_Required task_: Output only the count of lines that contain "JSON".

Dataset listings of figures
★ ★ ★

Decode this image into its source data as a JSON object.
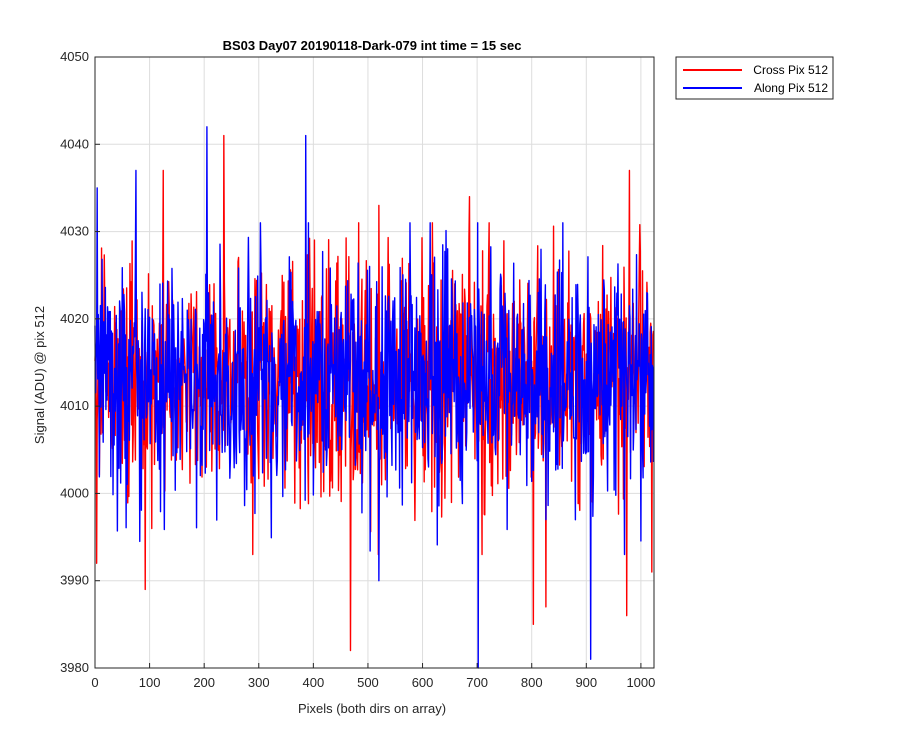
{
  "chart_data": {
    "type": "line",
    "title": "BS03 Day07 20190118-Dark-079 int time = 15 sec",
    "xlabel": "Pixels (both dirs on array)",
    "ylabel": "Signal (ADU) @ pix 512",
    "xlim": [
      0,
      1024
    ],
    "ylim": [
      3980,
      4050
    ],
    "xticks": [
      0,
      100,
      200,
      300,
      400,
      500,
      600,
      700,
      800,
      900,
      1000
    ],
    "yticks": [
      3980,
      3990,
      4000,
      4010,
      4020,
      4030,
      4040,
      4050
    ],
    "grid": true,
    "legend_position": "outside-top-right",
    "n_points": 1024,
    "series_summary": {
      "mean": 4013,
      "noise_std": 7
    },
    "series": [
      {
        "name": "Cross Pix 512",
        "color": "#ff0000",
        "seed": 17,
        "notable_points": [
          {
            "x": 3,
            "y": 3992
          },
          {
            "x": 92,
            "y": 3989
          },
          {
            "x": 125,
            "y": 4037
          },
          {
            "x": 236,
            "y": 4041
          },
          {
            "x": 468,
            "y": 3982
          },
          {
            "x": 483,
            "y": 4031
          },
          {
            "x": 520,
            "y": 4033
          },
          {
            "x": 686,
            "y": 4034
          },
          {
            "x": 803,
            "y": 3985
          },
          {
            "x": 826,
            "y": 3987
          },
          {
            "x": 974,
            "y": 3986
          },
          {
            "x": 979,
            "y": 4037
          },
          {
            "x": 1020,
            "y": 3991
          }
        ]
      },
      {
        "name": "Along Pix 512",
        "color": "#0000ff",
        "seed": 91,
        "notable_points": [
          {
            "x": 4,
            "y": 4035
          },
          {
            "x": 75,
            "y": 4037
          },
          {
            "x": 205,
            "y": 4042
          },
          {
            "x": 386,
            "y": 4041
          },
          {
            "x": 520,
            "y": 3990
          },
          {
            "x": 702,
            "y": 3980
          },
          {
            "x": 908,
            "y": 3981
          }
        ]
      }
    ]
  }
}
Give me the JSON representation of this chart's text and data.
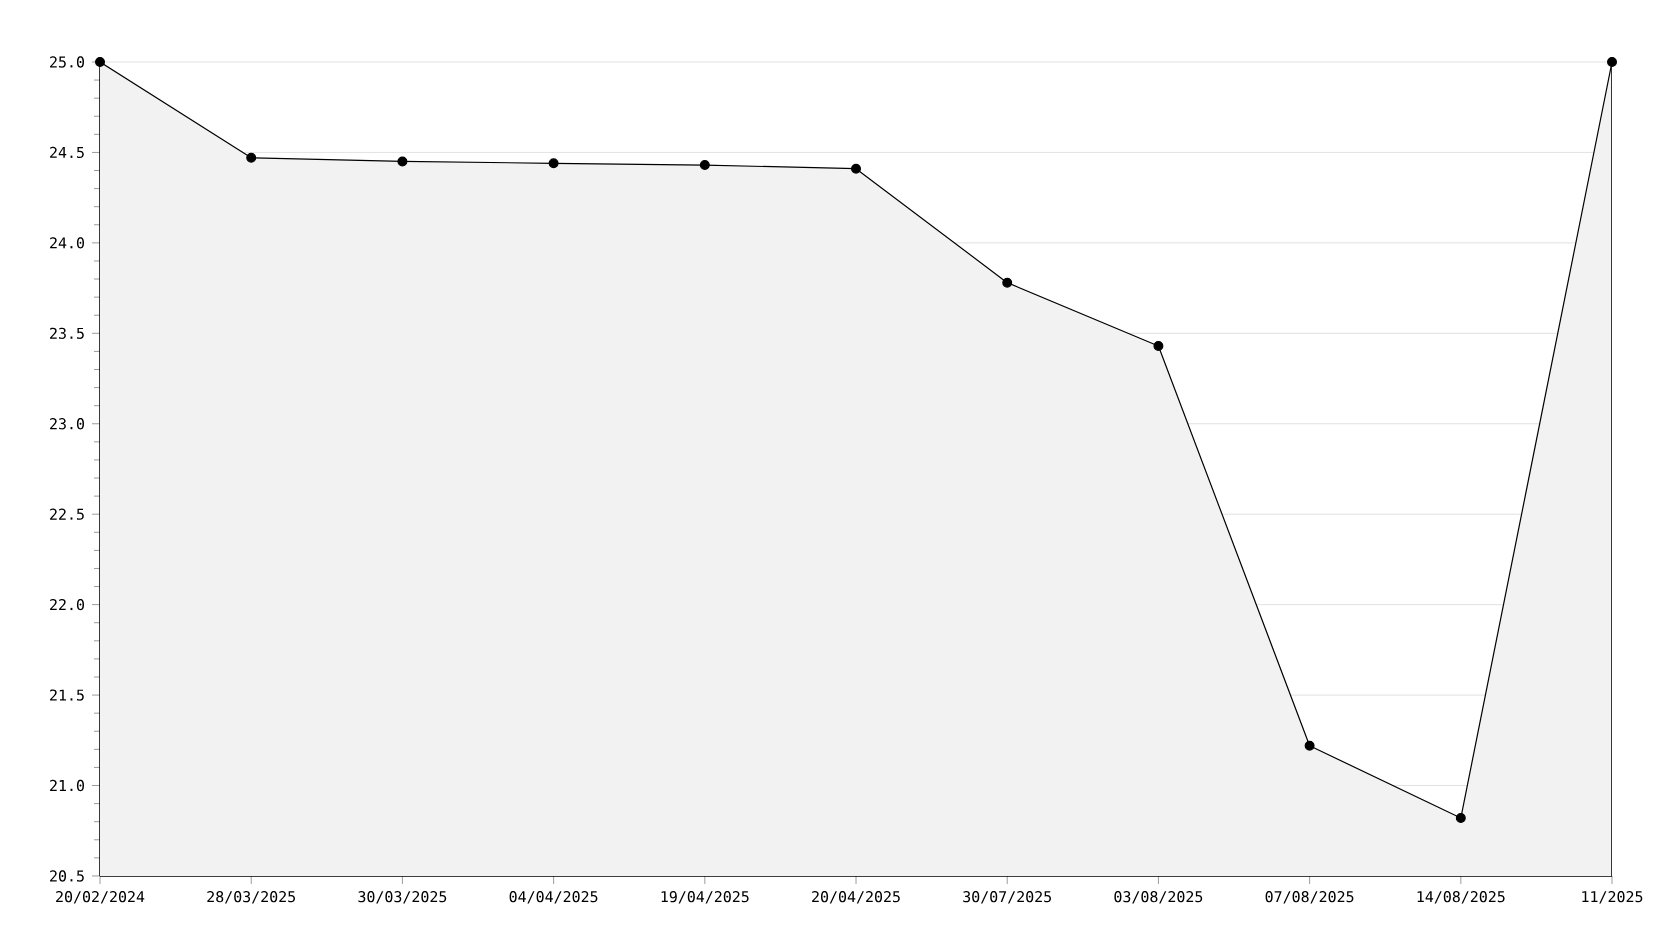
{
  "chart_data": {
    "type": "area",
    "categories": [
      "20/02/2024",
      "28/03/2025",
      "30/03/2025",
      "04/04/2025",
      "19/04/2025",
      "20/04/2025",
      "30/07/2025",
      "03/08/2025",
      "07/08/2025",
      "14/08/2025",
      "11/2025"
    ],
    "series": [
      {
        "color": "#000000",
        "values": [
          25.0,
          24.47,
          24.45,
          24.44,
          24.43,
          24.41,
          23.78,
          23.43,
          21.22,
          20.82,
          25.0
        ]
      }
    ],
    "ylim": [
      20.5,
      25.0
    ],
    "yticks": [
      20.5,
      {
        "value": 21,
        "label": "21.0"
      },
      21.5,
      {
        "value": 22,
        "label": "22.0"
      },
      22.5,
      {
        "value": 23,
        "label": "23.0"
      },
      23.5,
      {
        "value": 24,
        "label": "24.0"
      },
      24.5,
      {
        "value": 25,
        "label": "25.0"
      }
    ],
    "grid": "y",
    "marker": "circle",
    "line_style": "solid"
  }
}
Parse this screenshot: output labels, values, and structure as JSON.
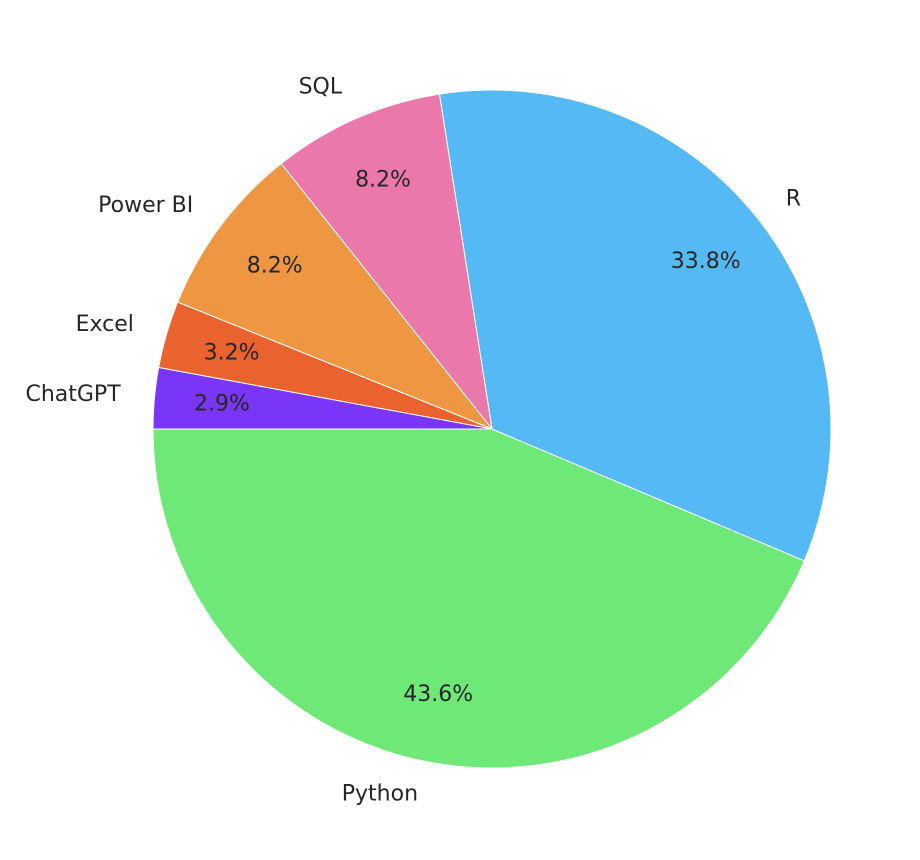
{
  "chart_data": {
    "type": "pie",
    "title": "",
    "slices": [
      {
        "label": "Python",
        "value": 43.6,
        "pct_label": "43.6%",
        "color": "#6ee978"
      },
      {
        "label": "R",
        "value": 33.8,
        "pct_label": "33.8%",
        "color": "#55b9f5"
      },
      {
        "label": "SQL",
        "value": 8.2,
        "pct_label": "8.2%",
        "color": "#ea78ab"
      },
      {
        "label": "Power BI",
        "value": 8.2,
        "pct_label": "8.2%",
        "color": "#ee9642"
      },
      {
        "label": "Excel",
        "value": 3.2,
        "pct_label": "3.2%",
        "color": "#ea622e"
      },
      {
        "label": "ChatGPT",
        "value": 2.9,
        "pct_label": "2.9%",
        "color": "#7936f6"
      }
    ],
    "start_angle_deg": 180,
    "direction": "counterclockwise",
    "legend": "none"
  }
}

★ ★ ★

_Response_: 3